» **Work to complete**
Using the records below, give the number of lines where the word "BYTE" appears, with no further output.

» **Dataset records**
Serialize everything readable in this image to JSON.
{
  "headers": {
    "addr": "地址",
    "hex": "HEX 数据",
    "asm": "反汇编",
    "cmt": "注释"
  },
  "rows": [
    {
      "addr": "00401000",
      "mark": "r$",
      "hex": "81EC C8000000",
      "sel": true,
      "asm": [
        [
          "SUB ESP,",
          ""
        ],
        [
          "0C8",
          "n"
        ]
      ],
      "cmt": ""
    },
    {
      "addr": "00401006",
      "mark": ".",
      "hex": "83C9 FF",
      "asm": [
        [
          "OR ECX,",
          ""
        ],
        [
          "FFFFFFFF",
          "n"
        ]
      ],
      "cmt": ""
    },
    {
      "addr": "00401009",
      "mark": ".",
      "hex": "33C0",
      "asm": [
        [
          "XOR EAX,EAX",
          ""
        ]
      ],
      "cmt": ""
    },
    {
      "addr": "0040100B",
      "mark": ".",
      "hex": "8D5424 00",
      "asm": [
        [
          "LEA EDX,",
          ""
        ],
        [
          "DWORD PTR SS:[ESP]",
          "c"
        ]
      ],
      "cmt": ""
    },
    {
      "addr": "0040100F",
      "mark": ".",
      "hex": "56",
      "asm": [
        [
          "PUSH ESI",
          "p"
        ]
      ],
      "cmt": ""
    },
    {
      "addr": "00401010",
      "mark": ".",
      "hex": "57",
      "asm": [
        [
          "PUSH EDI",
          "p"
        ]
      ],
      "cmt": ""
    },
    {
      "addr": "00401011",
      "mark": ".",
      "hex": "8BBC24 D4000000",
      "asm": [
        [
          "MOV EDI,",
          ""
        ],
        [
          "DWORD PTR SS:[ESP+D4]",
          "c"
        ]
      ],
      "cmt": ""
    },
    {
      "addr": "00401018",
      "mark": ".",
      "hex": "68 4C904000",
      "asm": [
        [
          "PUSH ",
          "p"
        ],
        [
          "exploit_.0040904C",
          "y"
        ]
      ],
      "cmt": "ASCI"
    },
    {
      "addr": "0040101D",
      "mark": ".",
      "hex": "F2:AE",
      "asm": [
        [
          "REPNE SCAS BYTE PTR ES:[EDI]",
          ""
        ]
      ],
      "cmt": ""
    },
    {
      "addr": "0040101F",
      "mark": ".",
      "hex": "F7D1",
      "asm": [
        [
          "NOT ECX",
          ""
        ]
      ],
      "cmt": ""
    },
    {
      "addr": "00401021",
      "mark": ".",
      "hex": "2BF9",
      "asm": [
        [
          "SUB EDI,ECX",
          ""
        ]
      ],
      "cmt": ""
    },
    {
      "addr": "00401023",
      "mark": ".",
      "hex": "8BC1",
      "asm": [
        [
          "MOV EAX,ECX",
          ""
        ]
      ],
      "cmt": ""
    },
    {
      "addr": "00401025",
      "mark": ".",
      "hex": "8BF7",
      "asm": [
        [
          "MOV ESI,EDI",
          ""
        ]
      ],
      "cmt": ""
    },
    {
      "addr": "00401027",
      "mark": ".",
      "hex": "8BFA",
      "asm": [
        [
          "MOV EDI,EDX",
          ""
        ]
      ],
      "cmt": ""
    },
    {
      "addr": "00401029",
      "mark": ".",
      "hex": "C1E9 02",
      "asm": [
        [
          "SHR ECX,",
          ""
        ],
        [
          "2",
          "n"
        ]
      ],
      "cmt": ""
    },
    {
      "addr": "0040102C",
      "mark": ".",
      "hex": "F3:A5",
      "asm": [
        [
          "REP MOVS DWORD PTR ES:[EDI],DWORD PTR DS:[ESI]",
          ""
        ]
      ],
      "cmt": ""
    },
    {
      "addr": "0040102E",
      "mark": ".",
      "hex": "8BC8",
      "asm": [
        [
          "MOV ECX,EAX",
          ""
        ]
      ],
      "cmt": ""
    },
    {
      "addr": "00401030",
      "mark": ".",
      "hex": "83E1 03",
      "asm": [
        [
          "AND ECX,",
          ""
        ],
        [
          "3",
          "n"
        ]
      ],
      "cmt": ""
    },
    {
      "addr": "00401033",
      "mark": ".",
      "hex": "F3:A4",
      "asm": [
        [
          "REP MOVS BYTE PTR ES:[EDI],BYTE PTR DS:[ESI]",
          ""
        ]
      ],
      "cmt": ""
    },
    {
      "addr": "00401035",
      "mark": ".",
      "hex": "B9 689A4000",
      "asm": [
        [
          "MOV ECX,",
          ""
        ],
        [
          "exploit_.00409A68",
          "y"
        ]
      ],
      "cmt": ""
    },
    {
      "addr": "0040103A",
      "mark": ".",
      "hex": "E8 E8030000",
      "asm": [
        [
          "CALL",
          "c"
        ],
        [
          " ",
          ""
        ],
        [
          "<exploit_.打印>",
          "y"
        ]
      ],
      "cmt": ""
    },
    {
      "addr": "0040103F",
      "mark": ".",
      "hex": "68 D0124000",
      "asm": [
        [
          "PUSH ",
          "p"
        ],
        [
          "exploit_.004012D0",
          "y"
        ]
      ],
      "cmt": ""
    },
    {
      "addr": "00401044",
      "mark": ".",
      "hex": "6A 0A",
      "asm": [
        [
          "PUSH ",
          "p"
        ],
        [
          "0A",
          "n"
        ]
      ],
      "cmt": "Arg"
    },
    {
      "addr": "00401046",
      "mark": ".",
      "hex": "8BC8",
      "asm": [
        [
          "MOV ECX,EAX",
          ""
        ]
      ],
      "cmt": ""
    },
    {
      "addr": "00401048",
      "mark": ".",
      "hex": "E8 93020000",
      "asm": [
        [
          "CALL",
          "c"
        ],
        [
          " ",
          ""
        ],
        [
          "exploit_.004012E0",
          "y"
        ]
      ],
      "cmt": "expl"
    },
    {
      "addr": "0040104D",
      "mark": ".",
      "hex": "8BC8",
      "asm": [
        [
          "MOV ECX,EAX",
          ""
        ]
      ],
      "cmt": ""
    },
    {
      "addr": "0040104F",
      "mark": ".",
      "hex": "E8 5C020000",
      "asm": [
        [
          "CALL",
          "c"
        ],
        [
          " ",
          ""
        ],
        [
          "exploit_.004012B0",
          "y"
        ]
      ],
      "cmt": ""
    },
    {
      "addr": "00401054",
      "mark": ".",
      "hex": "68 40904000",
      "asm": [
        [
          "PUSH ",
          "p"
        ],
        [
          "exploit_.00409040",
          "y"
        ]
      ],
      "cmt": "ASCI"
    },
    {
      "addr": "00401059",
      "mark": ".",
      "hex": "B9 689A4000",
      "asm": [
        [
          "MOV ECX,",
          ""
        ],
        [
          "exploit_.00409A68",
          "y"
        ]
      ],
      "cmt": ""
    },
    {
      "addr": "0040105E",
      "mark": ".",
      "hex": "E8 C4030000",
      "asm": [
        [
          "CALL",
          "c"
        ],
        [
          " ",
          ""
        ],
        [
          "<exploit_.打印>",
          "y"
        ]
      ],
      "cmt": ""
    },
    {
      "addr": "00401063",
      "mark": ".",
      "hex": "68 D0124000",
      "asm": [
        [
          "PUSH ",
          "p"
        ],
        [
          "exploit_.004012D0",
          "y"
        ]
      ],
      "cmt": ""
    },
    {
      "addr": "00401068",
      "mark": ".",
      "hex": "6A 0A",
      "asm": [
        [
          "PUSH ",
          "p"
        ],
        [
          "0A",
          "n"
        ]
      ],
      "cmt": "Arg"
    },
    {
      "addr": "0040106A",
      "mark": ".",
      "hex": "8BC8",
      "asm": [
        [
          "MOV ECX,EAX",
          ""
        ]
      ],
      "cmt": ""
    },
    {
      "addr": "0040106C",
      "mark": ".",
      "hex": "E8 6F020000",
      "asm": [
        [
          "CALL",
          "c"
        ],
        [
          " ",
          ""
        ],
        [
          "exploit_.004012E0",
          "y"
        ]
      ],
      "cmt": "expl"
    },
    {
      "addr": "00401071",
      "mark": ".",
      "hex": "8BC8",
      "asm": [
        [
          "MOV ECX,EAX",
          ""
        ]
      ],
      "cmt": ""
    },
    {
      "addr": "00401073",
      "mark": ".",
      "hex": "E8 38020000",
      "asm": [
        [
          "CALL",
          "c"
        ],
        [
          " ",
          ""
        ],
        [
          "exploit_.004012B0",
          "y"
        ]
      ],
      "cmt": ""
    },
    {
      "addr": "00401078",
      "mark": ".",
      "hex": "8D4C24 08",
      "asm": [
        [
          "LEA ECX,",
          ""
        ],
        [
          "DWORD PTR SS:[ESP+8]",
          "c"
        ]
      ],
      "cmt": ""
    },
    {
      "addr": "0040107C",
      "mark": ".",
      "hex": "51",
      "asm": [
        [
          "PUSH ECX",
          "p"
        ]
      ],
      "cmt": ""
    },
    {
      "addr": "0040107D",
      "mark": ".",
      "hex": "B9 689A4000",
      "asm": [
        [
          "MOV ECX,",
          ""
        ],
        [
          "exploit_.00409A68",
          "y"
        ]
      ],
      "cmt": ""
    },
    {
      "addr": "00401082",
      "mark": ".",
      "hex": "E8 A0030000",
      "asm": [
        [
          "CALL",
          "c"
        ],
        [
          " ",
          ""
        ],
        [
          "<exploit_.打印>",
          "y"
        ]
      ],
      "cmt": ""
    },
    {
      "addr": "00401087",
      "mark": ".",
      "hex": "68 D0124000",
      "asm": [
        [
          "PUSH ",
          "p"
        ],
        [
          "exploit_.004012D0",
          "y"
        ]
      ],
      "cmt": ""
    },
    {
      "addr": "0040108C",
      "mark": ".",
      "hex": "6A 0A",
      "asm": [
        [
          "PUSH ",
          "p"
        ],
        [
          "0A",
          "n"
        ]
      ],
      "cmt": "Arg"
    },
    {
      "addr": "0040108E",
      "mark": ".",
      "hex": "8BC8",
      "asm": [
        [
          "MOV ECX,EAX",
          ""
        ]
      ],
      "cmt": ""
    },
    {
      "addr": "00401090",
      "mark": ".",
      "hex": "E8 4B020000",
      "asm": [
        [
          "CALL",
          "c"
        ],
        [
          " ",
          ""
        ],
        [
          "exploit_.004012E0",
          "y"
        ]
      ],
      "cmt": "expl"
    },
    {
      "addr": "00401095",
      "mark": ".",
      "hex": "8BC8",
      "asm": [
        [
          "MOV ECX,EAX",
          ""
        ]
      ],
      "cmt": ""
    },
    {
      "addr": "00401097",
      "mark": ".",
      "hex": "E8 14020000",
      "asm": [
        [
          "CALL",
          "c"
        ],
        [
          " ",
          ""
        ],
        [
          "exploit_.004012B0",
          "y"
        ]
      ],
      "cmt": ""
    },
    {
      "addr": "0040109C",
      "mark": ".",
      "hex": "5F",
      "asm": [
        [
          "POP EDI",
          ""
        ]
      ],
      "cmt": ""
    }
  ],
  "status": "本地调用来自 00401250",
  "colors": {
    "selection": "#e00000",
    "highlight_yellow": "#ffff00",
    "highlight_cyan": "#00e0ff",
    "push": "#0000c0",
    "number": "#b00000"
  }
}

» **Output of the task**
2